::: Records shown

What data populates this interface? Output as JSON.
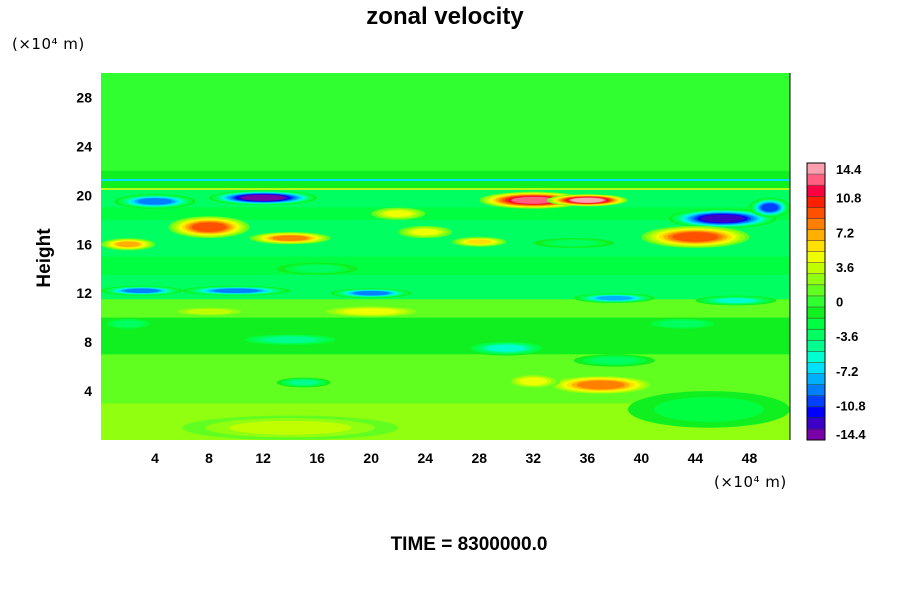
{
  "chart_data": {
    "type": "heatmap",
    "title": "zonal velocity",
    "ylabel": "Height",
    "x_unit": "(×10⁴ m)",
    "y_unit": "(×10⁴ m)",
    "time_label": "TIME = 8300000.0",
    "xlim": [
      0,
      51
    ],
    "ylim": [
      0,
      30
    ],
    "x_ticks": [
      4,
      8,
      12,
      16,
      20,
      24,
      28,
      32,
      36,
      40,
      44,
      48
    ],
    "y_ticks": [
      4,
      8,
      12,
      16,
      20,
      24,
      28
    ],
    "colorbar": {
      "min": -14.4,
      "max": 14.4,
      "step": 1.2,
      "tick_values": [
        14.4,
        10.8,
        7.2,
        3.6,
        0,
        -3.6,
        -7.2,
        -10.8,
        -14.4
      ],
      "tick_labels": [
        "14.4",
        "10.8",
        "7.2",
        "3.6",
        "0",
        "-3.6",
        "-7.2",
        "-10.8",
        "-14.4"
      ],
      "colors_low_to_high": [
        "#7a00a8",
        "#3c00c8",
        "#0000ff",
        "#0040ff",
        "#0080ff",
        "#00b0ff",
        "#00e0ff",
        "#00ffd0",
        "#00ff90",
        "#00ff60",
        "#00ff40",
        "#10f020",
        "#30ff30",
        "#60ff20",
        "#90ff10",
        "#c0ff00",
        "#f0ff00",
        "#ffe000",
        "#ffb000",
        "#ff8000",
        "#ff5000",
        "#ff2000",
        "#ff0040",
        "#ff6080",
        "#ffa0b0"
      ]
    },
    "features": [
      {
        "x": 12,
        "y": 19.8,
        "rx": 4,
        "ry": 0.6,
        "value": -14
      },
      {
        "x": 4,
        "y": 19.5,
        "rx": 3,
        "ry": 0.6,
        "value": -9
      },
      {
        "x": 32,
        "y": 19.6,
        "rx": 4,
        "ry": 0.7,
        "value": 13
      },
      {
        "x": 36,
        "y": 19.6,
        "rx": 3,
        "ry": 0.5,
        "value": 14
      },
      {
        "x": 46,
        "y": 18.1,
        "rx": 4,
        "ry": 0.8,
        "value": -13
      },
      {
        "x": 49.5,
        "y": 19,
        "rx": 1.5,
        "ry": 0.8,
        "value": -11
      },
      {
        "x": 8,
        "y": 17.4,
        "rx": 3,
        "ry": 0.9,
        "value": 10
      },
      {
        "x": 44,
        "y": 16.6,
        "rx": 4,
        "ry": 0.9,
        "value": 10
      },
      {
        "x": 14,
        "y": 16.5,
        "rx": 3,
        "ry": 0.5,
        "value": 8
      },
      {
        "x": 2,
        "y": 16,
        "rx": 2,
        "ry": 0.5,
        "value": 7
      },
      {
        "x": 24,
        "y": 17,
        "rx": 2,
        "ry": 0.5,
        "value": 5
      },
      {
        "x": 28,
        "y": 16.2,
        "rx": 2,
        "ry": 0.4,
        "value": 6
      },
      {
        "x": 3,
        "y": 12.2,
        "rx": 3,
        "ry": 0.4,
        "value": -10
      },
      {
        "x": 10,
        "y": 12.2,
        "rx": 4,
        "ry": 0.4,
        "value": -9
      },
      {
        "x": 20,
        "y": 12,
        "rx": 3,
        "ry": 0.4,
        "value": -9
      },
      {
        "x": 38,
        "y": 11.6,
        "rx": 3,
        "ry": 0.4,
        "value": -8
      },
      {
        "x": 47,
        "y": 11.4,
        "rx": 3,
        "ry": 0.4,
        "value": -6
      },
      {
        "x": 16,
        "y": 14,
        "rx": 3,
        "ry": 0.5,
        "value": -4
      },
      {
        "x": 37,
        "y": 4.5,
        "rx": 4,
        "ry": 0.8,
        "value": 8
      },
      {
        "x": 32,
        "y": 4.8,
        "rx": 2,
        "ry": 0.6,
        "value": 5
      },
      {
        "x": 15,
        "y": 4.7,
        "rx": 2,
        "ry": 0.4,
        "value": -5
      },
      {
        "x": 30,
        "y": 7.5,
        "rx": 3,
        "ry": 0.6,
        "value": -6
      },
      {
        "x": 38,
        "y": 6.5,
        "rx": 3,
        "ry": 0.5,
        "value": -4
      },
      {
        "x": 14,
        "y": 8.2,
        "rx": 4,
        "ry": 0.5,
        "value": -5
      },
      {
        "x": 2,
        "y": 9.5,
        "rx": 2,
        "ry": 0.5,
        "value": -4
      },
      {
        "x": 20,
        "y": 10.5,
        "rx": 4,
        "ry": 0.5,
        "value": 5
      },
      {
        "x": 8,
        "y": 10.5,
        "rx": 3,
        "ry": 0.4,
        "value": 4
      },
      {
        "x": 43,
        "y": 9.5,
        "rx": 3,
        "ry": 0.5,
        "value": -4
      },
      {
        "x": 14,
        "y": 1,
        "rx": 8,
        "ry": 1,
        "value": 3
      },
      {
        "x": 45,
        "y": 2.5,
        "rx": 6,
        "ry": 1.5,
        "value": -2
      },
      {
        "x": 22,
        "y": 18.5,
        "rx": 2,
        "ry": 0.5,
        "value": 5
      },
      {
        "x": 35,
        "y": 16.1,
        "rx": 3,
        "ry": 0.4,
        "value": -4
      }
    ]
  }
}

::::::

The task.
Copy out all the records exactly, excluding pictures.

Output of the exercise.
What data populates this interface? Output as JSON.
{
  "chart_data": {
    "type": "heatmap",
    "title": "zonal velocity",
    "ylabel": "Height",
    "x_unit": "(×10⁴ m)",
    "y_unit": "(×10⁴ m)",
    "time_label": "TIME = 8300000.0",
    "xlim": [
      0,
      51
    ],
    "ylim": [
      0,
      30
    ],
    "x_ticks": [
      4,
      8,
      12,
      16,
      20,
      24,
      28,
      32,
      36,
      40,
      44,
      48
    ],
    "y_ticks": [
      4,
      8,
      12,
      16,
      20,
      24,
      28
    ],
    "colorbar": {
      "min": -14.4,
      "max": 14.4,
      "step": 1.2,
      "tick_values": [
        14.4,
        10.8,
        7.2,
        3.6,
        0,
        -3.6,
        -7.2,
        -10.8,
        -14.4
      ],
      "tick_labels": [
        "14.4",
        "10.8",
        "7.2",
        "3.6",
        "0",
        "-3.6",
        "-7.2",
        "-10.8",
        "-14.4"
      ],
      "colors_low_to_high": [
        "#7a00a8",
        "#3c00c8",
        "#0000ff",
        "#0040ff",
        "#0080ff",
        "#00b0ff",
        "#00e0ff",
        "#00ffd0",
        "#00ff90",
        "#00ff60",
        "#00ff40",
        "#10f020",
        "#30ff30",
        "#60ff20",
        "#90ff10",
        "#c0ff00",
        "#f0ff00",
        "#ffe000",
        "#ffb000",
        "#ff8000",
        "#ff5000",
        "#ff2000",
        "#ff0040",
        "#ff6080",
        "#ffa0b0"
      ]
    },
    "features": [
      {
        "x": 12,
        "y": 19.8,
        "rx": 4,
        "ry": 0.6,
        "value": -14
      },
      {
        "x": 4,
        "y": 19.5,
        "rx": 3,
        "ry": 0.6,
        "value": -9
      },
      {
        "x": 32,
        "y": 19.6,
        "rx": 4,
        "ry": 0.7,
        "value": 13
      },
      {
        "x": 36,
        "y": 19.6,
        "rx": 3,
        "ry": 0.5,
        "value": 14
      },
      {
        "x": 46,
        "y": 18.1,
        "rx": 4,
        "ry": 0.8,
        "value": -13
      },
      {
        "x": 49.5,
        "y": 19,
        "rx": 1.5,
        "ry": 0.8,
        "value": -11
      },
      {
        "x": 8,
        "y": 17.4,
        "rx": 3,
        "ry": 0.9,
        "value": 10
      },
      {
        "x": 44,
        "y": 16.6,
        "rx": 4,
        "ry": 0.9,
        "value": 10
      },
      {
        "x": 14,
        "y": 16.5,
        "rx": 3,
        "ry": 0.5,
        "value": 8
      },
      {
        "x": 2,
        "y": 16,
        "rx": 2,
        "ry": 0.5,
        "value": 7
      },
      {
        "x": 24,
        "y": 17,
        "rx": 2,
        "ry": 0.5,
        "value": 5
      },
      {
        "x": 28,
        "y": 16.2,
        "rx": 2,
        "ry": 0.4,
        "value": 6
      },
      {
        "x": 3,
        "y": 12.2,
        "rx": 3,
        "ry": 0.4,
        "value": -10
      },
      {
        "x": 10,
        "y": 12.2,
        "rx": 4,
        "ry": 0.4,
        "value": -9
      },
      {
        "x": 20,
        "y": 12,
        "rx": 3,
        "ry": 0.4,
        "value": -9
      },
      {
        "x": 38,
        "y": 11.6,
        "rx": 3,
        "ry": 0.4,
        "value": -8
      },
      {
        "x": 47,
        "y": 11.4,
        "rx": 3,
        "ry": 0.4,
        "value": -6
      },
      {
        "x": 16,
        "y": 14,
        "rx": 3,
        "ry": 0.5,
        "value": -4
      },
      {
        "x": 37,
        "y": 4.5,
        "rx": 4,
        "ry": 0.8,
        "value": 8
      },
      {
        "x": 32,
        "y": 4.8,
        "rx": 2,
        "ry": 0.6,
        "value": 5
      },
      {
        "x": 15,
        "y": 4.7,
        "rx": 2,
        "ry": 0.4,
        "value": -5
      },
      {
        "x": 30,
        "y": 7.5,
        "rx": 3,
        "ry": 0.6,
        "value": -6
      },
      {
        "x": 38,
        "y": 6.5,
        "rx": 3,
        "ry": 0.5,
        "value": -4
      },
      {
        "x": 14,
        "y": 8.2,
        "rx": 4,
        "ry": 0.5,
        "value": -5
      },
      {
        "x": 2,
        "y": 9.5,
        "rx": 2,
        "ry": 0.5,
        "value": -4
      },
      {
        "x": 20,
        "y": 10.5,
        "rx": 4,
        "ry": 0.5,
        "value": 5
      },
      {
        "x": 8,
        "y": 10.5,
        "rx": 3,
        "ry": 0.4,
        "value": 4
      },
      {
        "x": 43,
        "y": 9.5,
        "rx": 3,
        "ry": 0.5,
        "value": -4
      },
      {
        "x": 14,
        "y": 1,
        "rx": 8,
        "ry": 1,
        "value": 3
      },
      {
        "x": 45,
        "y": 2.5,
        "rx": 6,
        "ry": 1.5,
        "value": -2
      },
      {
        "x": 22,
        "y": 18.5,
        "rx": 2,
        "ry": 0.5,
        "value": 5
      },
      {
        "x": 35,
        "y": 16.1,
        "rx": 3,
        "ry": 0.4,
        "value": -4
      }
    ]
  }
}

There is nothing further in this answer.